Exercise brief:
Every entry here needs to be repeated exactly.
• • •
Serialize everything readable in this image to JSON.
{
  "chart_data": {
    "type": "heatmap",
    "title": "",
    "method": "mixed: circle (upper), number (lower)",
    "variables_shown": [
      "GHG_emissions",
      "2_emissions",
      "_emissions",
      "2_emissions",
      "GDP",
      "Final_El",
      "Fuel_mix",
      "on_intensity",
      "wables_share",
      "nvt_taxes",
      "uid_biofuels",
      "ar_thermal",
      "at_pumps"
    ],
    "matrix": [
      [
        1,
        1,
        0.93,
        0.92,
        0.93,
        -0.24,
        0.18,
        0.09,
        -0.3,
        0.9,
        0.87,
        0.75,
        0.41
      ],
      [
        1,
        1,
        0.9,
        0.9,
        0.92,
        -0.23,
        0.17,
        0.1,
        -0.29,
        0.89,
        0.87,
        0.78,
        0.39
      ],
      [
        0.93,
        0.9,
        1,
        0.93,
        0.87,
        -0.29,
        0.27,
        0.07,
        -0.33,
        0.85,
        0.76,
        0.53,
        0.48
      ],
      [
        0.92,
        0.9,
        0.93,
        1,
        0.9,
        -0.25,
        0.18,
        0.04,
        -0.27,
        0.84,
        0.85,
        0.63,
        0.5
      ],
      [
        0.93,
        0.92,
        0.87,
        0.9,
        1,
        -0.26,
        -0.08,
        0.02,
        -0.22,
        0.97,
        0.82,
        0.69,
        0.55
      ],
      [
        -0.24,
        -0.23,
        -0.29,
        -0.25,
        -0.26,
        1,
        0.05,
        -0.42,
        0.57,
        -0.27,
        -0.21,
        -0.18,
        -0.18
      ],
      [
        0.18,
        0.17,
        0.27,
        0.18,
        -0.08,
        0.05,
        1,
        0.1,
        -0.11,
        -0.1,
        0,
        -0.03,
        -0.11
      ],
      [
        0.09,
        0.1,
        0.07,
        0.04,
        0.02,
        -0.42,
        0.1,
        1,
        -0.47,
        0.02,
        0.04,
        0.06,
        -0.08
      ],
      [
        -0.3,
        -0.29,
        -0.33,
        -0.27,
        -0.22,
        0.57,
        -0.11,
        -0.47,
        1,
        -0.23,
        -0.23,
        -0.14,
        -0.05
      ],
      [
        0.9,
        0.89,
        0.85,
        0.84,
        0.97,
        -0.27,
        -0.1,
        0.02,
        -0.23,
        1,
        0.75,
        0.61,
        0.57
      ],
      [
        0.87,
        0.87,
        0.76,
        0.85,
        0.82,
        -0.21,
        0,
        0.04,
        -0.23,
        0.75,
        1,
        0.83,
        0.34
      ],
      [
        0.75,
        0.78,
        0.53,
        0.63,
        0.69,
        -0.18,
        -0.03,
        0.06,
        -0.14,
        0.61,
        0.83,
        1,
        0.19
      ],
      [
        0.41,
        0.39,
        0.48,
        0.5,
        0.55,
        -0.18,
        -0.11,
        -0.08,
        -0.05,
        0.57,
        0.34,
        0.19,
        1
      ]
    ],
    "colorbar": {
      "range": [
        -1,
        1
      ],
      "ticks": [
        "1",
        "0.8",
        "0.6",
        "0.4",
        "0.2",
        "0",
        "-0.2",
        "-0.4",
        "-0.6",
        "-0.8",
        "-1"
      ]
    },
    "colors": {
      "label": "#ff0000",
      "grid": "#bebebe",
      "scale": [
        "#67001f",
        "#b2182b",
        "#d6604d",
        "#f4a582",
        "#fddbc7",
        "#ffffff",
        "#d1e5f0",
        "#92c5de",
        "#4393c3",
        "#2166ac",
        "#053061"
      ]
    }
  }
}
• • •
Problem solution:
Serialize everything readable in this image to JSON.
{
  "chart_data": {
    "type": "heatmap",
    "title": "",
    "method": "mixed: circle (upper), number (lower)",
    "variables_shown": [
      "GHG_emissions",
      "2_emissions",
      "_emissions",
      "2_emissions",
      "GDP",
      "Final_El",
      "Fuel_mix",
      "on_intensity",
      "wables_share",
      "nvt_taxes",
      "uid_biofuels",
      "ar_thermal",
      "at_pumps"
    ],
    "matrix": [
      [
        1,
        1,
        0.93,
        0.92,
        0.93,
        -0.24,
        0.18,
        0.09,
        -0.3,
        0.9,
        0.87,
        0.75,
        0.41
      ],
      [
        1,
        1,
        0.9,
        0.9,
        0.92,
        -0.23,
        0.17,
        0.1,
        -0.29,
        0.89,
        0.87,
        0.78,
        0.39
      ],
      [
        0.93,
        0.9,
        1,
        0.93,
        0.87,
        -0.29,
        0.27,
        0.07,
        -0.33,
        0.85,
        0.76,
        0.53,
        0.48
      ],
      [
        0.92,
        0.9,
        0.93,
        1,
        0.9,
        -0.25,
        0.18,
        0.04,
        -0.27,
        0.84,
        0.85,
        0.63,
        0.5
      ],
      [
        0.93,
        0.92,
        0.87,
        0.9,
        1,
        -0.26,
        -0.08,
        0.02,
        -0.22,
        0.97,
        0.82,
        0.69,
        0.55
      ],
      [
        -0.24,
        -0.23,
        -0.29,
        -0.25,
        -0.26,
        1,
        0.05,
        -0.42,
        0.57,
        -0.27,
        -0.21,
        -0.18,
        -0.18
      ],
      [
        0.18,
        0.17,
        0.27,
        0.18,
        -0.08,
        0.05,
        1,
        0.1,
        -0.11,
        -0.1,
        0,
        -0.03,
        -0.11
      ],
      [
        0.09,
        0.1,
        0.07,
        0.04,
        0.02,
        -0.42,
        0.1,
        1,
        -0.47,
        0.02,
        0.04,
        0.06,
        -0.08
      ],
      [
        -0.3,
        -0.29,
        -0.33,
        -0.27,
        -0.22,
        0.57,
        -0.11,
        -0.47,
        1,
        -0.23,
        -0.23,
        -0.14,
        -0.05
      ],
      [
        0.9,
        0.89,
        0.85,
        0.84,
        0.97,
        -0.27,
        -0.1,
        0.02,
        -0.23,
        1,
        0.75,
        0.61,
        0.57
      ],
      [
        0.87,
        0.87,
        0.76,
        0.85,
        0.82,
        -0.21,
        0,
        0.04,
        -0.23,
        0.75,
        1,
        0.83,
        0.34
      ],
      [
        0.75,
        0.78,
        0.53,
        0.63,
        0.69,
        -0.18,
        -0.03,
        0.06,
        -0.14,
        0.61,
        0.83,
        1,
        0.19
      ],
      [
        0.41,
        0.39,
        0.48,
        0.5,
        0.55,
        -0.18,
        -0.11,
        -0.08,
        -0.05,
        0.57,
        0.34,
        0.19,
        1
      ]
    ],
    "colorbar": {
      "range": [
        -1,
        1
      ],
      "ticks": [
        "1",
        "0.8",
        "0.6",
        "0.4",
        "0.2",
        "0",
        "-0.2",
        "-0.4",
        "-0.6",
        "-0.8",
        "-1"
      ]
    },
    "colors": {
      "label": "#ff0000",
      "grid": "#bebebe",
      "scale": [
        "#67001f",
        "#b2182b",
        "#d6604d",
        "#f4a582",
        "#fddbc7",
        "#ffffff",
        "#d1e5f0",
        "#92c5de",
        "#4393c3",
        "#2166ac",
        "#053061"
      ]
    }
  }
}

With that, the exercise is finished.